Direction: Scan the data below for the string "Złoty". Show every line where it turns up.

═══

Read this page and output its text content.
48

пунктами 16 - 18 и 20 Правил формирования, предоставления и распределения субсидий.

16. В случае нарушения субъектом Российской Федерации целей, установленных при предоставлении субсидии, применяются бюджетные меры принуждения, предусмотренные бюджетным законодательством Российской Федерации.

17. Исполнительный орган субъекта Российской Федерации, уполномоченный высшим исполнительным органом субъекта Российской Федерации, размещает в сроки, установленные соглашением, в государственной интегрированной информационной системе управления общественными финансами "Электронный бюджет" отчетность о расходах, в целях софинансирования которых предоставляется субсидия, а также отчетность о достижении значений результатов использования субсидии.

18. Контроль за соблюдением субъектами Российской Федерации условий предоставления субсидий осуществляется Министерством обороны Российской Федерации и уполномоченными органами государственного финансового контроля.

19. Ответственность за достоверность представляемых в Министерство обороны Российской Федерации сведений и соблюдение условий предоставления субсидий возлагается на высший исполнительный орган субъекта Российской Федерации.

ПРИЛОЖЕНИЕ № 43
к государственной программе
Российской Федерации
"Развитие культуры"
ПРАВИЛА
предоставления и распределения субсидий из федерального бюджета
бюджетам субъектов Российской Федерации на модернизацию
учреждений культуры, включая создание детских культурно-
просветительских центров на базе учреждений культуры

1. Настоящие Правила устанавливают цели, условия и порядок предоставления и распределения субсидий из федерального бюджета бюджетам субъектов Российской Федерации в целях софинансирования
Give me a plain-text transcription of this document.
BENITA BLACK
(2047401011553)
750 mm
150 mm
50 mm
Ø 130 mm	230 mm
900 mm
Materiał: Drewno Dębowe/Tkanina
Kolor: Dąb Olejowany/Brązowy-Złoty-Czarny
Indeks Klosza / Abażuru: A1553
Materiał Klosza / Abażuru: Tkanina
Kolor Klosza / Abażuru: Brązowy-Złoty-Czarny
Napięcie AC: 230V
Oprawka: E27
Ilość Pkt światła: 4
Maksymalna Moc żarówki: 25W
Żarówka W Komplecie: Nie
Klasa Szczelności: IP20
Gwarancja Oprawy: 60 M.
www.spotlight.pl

═══

Result of this task:
Kolor: Dąb Olejowany/Brązowy-Złoty-Czarny
Kolor Klosza / Abażuru: Brązowy-Złoty-Czarny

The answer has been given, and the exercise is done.